Start of AVAILABLE DATA

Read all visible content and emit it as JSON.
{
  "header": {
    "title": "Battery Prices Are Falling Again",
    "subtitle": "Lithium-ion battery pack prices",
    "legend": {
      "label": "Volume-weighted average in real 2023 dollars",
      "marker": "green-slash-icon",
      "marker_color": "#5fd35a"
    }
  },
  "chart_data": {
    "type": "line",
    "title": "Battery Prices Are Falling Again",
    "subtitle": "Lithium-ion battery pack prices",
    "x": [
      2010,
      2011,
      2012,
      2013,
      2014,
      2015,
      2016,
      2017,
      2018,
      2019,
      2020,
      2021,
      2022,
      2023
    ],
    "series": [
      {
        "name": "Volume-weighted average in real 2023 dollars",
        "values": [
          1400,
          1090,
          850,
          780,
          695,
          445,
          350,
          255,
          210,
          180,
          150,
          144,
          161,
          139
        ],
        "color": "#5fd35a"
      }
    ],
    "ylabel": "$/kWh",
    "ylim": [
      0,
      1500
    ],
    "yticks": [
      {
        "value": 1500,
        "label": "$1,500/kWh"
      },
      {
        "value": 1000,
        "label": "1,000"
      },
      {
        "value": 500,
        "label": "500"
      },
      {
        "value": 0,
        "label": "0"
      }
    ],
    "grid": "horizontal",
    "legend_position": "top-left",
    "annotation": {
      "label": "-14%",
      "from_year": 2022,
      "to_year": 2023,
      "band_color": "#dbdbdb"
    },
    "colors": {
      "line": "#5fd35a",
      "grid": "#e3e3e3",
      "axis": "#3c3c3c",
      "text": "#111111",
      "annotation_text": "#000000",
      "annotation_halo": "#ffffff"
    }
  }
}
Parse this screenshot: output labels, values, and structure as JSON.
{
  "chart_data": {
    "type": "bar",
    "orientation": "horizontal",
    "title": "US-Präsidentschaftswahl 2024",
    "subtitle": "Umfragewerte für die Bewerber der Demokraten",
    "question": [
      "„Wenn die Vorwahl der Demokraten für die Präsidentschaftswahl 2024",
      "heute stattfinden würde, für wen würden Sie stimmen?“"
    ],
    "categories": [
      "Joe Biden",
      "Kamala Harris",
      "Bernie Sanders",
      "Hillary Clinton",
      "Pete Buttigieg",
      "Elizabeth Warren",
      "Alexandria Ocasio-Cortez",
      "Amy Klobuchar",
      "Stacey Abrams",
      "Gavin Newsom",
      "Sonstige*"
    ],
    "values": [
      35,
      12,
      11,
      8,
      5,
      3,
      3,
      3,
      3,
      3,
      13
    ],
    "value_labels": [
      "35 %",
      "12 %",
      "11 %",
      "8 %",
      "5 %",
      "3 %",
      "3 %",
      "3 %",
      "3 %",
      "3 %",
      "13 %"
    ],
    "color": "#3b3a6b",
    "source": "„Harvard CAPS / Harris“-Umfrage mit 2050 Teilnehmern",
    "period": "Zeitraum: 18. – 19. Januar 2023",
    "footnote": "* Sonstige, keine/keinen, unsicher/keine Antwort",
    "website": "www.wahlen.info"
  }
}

End of AVAILABLE DATA

■ PROBLEM REQUIREMENTS
Identify each line in the records above that contains the word "Volume", and copy it out in full.

■ ANSWER FOR THIS EXERCISE
      "label": "Volume-weighted average in real 2023 dollars",
        "name": "Volume-weighted average in real 2023 dollars",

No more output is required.